▶ WRITTEN TASK
Find every line in the records below that holds the word "into" and copy it.

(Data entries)

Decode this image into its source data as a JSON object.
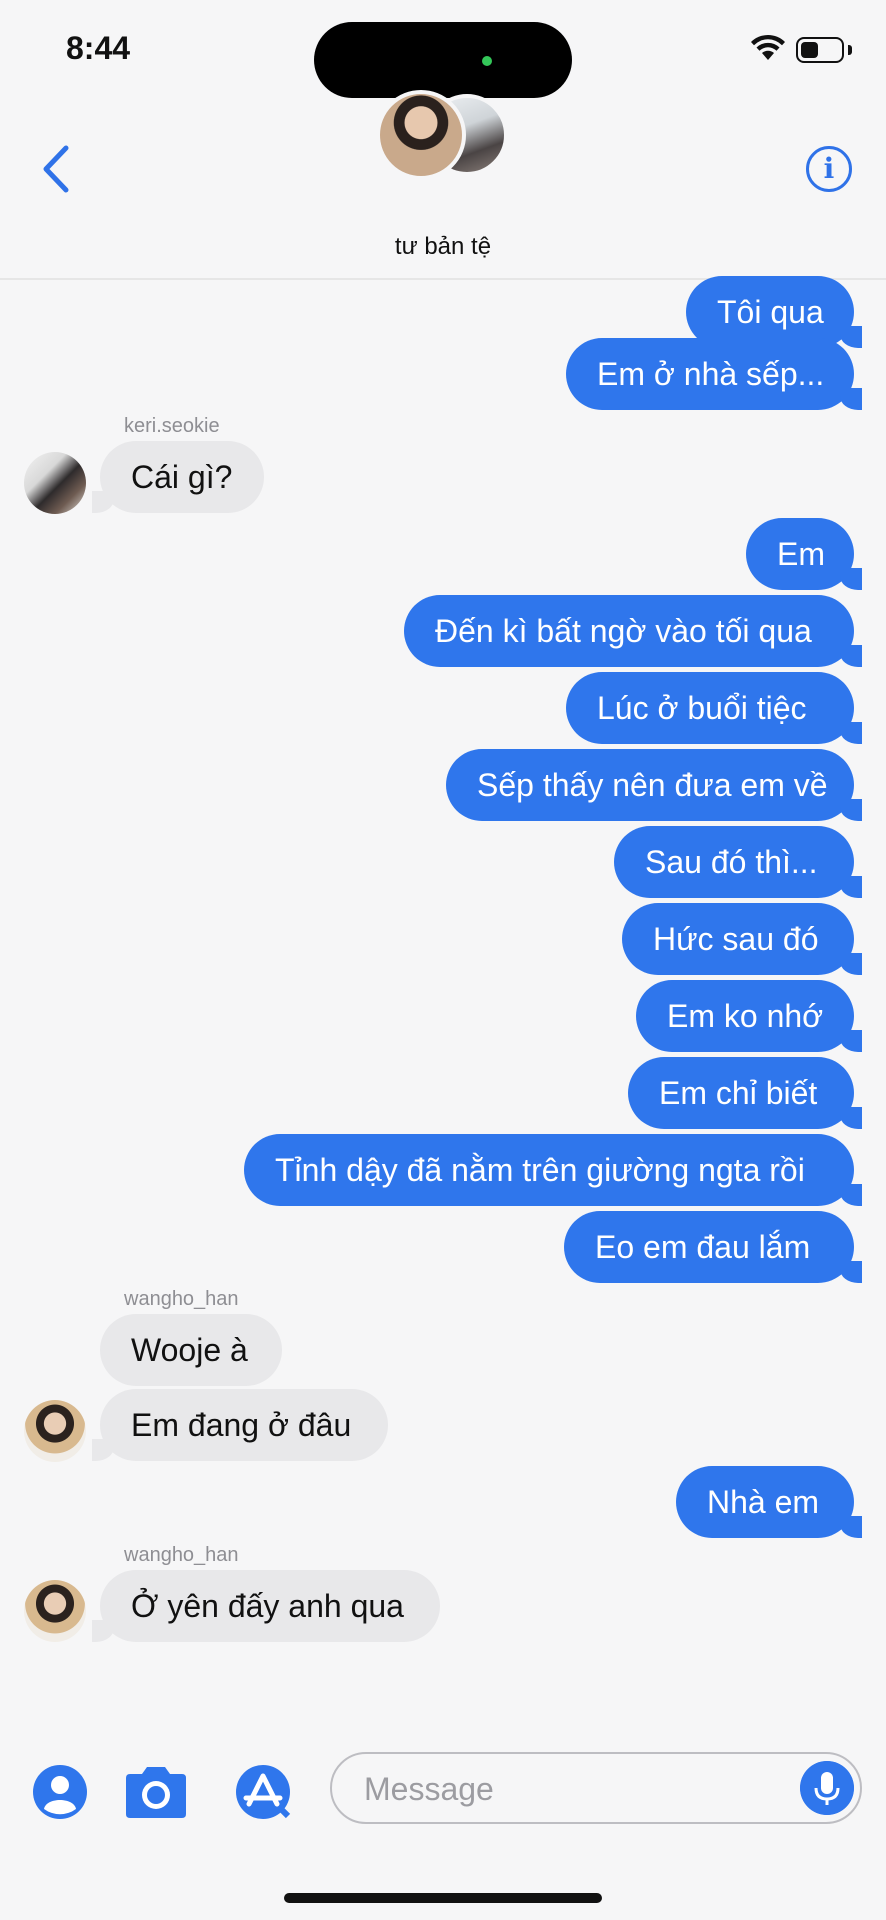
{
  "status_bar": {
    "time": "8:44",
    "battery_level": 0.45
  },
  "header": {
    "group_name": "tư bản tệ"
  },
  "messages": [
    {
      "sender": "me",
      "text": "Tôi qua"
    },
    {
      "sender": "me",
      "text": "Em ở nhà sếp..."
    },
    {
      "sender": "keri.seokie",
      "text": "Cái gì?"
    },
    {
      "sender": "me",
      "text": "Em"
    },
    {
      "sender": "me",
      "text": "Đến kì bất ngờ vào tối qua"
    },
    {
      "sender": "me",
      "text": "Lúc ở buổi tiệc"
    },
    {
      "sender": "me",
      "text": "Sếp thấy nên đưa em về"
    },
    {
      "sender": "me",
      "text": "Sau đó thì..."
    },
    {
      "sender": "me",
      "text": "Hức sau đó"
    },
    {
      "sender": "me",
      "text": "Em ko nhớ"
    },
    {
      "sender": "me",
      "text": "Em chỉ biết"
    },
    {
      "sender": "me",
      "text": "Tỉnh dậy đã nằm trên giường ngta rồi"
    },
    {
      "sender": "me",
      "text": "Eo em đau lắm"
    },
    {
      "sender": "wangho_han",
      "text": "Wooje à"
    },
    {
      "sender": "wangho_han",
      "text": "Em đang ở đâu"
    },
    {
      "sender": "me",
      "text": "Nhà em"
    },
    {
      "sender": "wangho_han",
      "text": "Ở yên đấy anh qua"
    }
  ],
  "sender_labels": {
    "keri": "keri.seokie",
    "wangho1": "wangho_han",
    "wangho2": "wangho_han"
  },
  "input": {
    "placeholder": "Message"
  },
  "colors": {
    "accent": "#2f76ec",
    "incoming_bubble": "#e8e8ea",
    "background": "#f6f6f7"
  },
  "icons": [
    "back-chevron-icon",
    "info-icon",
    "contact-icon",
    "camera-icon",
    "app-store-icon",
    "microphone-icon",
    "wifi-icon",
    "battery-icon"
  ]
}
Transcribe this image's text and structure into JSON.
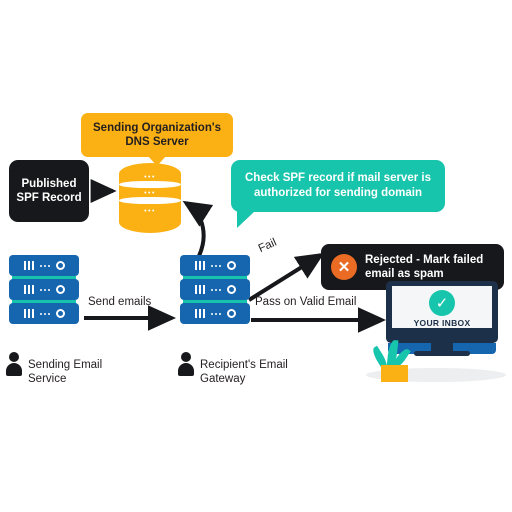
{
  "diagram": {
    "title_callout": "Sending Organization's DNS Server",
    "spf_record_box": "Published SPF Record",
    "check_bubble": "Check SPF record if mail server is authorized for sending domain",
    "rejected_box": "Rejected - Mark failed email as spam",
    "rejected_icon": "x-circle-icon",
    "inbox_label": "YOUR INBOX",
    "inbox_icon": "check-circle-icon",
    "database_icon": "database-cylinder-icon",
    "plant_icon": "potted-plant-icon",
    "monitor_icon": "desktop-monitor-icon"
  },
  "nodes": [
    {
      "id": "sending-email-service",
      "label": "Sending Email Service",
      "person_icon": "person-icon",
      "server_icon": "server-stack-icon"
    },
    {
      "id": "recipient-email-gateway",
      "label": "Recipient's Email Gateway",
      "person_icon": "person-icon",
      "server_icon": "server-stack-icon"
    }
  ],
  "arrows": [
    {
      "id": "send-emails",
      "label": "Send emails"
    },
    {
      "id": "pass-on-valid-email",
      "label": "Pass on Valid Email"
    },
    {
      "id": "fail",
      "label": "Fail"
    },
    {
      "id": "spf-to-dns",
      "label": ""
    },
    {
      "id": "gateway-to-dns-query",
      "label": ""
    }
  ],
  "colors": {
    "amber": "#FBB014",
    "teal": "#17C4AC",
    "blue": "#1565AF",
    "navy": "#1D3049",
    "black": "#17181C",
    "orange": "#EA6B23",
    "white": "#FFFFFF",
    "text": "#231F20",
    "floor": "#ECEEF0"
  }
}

▶ OUTPUT BELOW
Decode this image into its source data as a JSON object.
Transcribe this image's text and structure into JSON.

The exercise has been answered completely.